Cinnamon comes originally from Linux Mate and Clement Lefebrvre -
maybe follow what they package as their desktop as a basis for the
full desktop metapackage if you haven't before??
For now I know that I should remove vino from the recommended ones but I
don't know exactly which remote access system would be best to replace it
with.
gnome-remote-desktop would be good, but unfortunately it has parts tied to
gnome, x2goserver which is now an alternative to vino seems to me to be
poorly supported (from a quick look, I could be wrong) and if I remember
correctly it is active by default at installation so it might not be a great
choice, regarding xrdp and others I had tried something many years ago, but
I am not up to date.

SUPPLIED INFORMATION.

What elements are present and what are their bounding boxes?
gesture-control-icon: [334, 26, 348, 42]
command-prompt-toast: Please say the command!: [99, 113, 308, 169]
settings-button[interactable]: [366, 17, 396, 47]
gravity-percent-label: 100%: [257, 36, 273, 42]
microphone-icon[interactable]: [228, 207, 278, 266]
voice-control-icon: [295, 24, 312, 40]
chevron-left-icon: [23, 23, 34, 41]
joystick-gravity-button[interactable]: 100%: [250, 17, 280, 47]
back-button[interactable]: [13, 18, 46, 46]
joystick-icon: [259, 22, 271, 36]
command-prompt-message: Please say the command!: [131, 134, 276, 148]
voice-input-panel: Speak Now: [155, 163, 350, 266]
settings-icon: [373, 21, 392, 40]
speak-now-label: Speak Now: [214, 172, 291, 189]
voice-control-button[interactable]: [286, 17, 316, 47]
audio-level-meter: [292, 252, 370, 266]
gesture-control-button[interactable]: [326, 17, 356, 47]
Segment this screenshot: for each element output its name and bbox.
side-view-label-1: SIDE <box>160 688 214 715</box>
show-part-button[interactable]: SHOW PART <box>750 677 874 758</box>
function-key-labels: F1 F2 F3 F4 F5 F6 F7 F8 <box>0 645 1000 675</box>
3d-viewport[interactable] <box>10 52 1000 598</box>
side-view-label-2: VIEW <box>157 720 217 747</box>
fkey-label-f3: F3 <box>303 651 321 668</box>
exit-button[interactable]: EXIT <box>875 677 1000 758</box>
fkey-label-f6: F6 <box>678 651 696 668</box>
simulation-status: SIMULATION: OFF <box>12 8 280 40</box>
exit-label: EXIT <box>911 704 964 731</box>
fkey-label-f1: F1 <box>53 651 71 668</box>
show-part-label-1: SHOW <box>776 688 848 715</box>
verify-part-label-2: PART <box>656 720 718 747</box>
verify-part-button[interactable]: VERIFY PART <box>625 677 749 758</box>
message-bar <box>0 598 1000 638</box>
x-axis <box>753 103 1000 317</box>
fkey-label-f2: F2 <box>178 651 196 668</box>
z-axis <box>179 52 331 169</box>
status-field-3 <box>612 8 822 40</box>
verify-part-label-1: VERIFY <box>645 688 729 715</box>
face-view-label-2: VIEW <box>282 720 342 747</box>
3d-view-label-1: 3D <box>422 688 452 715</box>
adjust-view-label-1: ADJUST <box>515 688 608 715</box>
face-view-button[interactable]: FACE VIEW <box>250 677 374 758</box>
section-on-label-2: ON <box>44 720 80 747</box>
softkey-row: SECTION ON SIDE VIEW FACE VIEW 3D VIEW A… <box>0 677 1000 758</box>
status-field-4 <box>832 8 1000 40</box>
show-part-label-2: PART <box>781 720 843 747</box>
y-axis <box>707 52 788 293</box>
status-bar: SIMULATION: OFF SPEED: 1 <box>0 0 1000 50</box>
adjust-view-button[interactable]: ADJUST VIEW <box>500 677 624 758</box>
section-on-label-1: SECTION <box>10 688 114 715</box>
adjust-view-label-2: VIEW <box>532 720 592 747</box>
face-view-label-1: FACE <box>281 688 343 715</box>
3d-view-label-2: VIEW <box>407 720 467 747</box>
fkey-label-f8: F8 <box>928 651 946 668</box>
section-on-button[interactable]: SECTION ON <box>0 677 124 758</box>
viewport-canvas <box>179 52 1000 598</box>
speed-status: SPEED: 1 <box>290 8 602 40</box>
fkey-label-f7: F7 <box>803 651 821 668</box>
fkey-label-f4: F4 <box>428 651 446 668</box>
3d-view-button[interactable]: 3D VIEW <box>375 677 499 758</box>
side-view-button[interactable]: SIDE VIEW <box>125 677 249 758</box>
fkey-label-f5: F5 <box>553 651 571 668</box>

TASK INSTRUCTIONS.
1. In the message about Cinnamon packaging, which package does the writer say should be removed from the recommended ones?
2. Continue the message about replacing vino in the Cinnamon desktop packages from its last sentence.
The material is not needed here.

ANSWERS TO THE EXERCISE.
1. Vino.

2.
Ideally, yes, don't pull in masses of GNOME. It does seem that a lot of
people rely on Cinnamon at least partly because it's lighter weight and
needs fewer resources. if you can make cinnamon more self contained, that
might be a lot better. [Several of the Debian desktop metapackages need
cleaning up IMHO - don't feel bad that this is being asked of you.]
Does anyone have any advice on this?
I'd suggest RDP in some form: Microsoft seem to be going this way
for suggested interaction with WSL and Red Hat have dropped VNC
because it doesn't work well with Wayland.

If people really want VNC, then TigerVNC is there in Debian for
all architectures.

Hope this helps,

All the very best, as ever,

Andrew Cater
(***@debian.org)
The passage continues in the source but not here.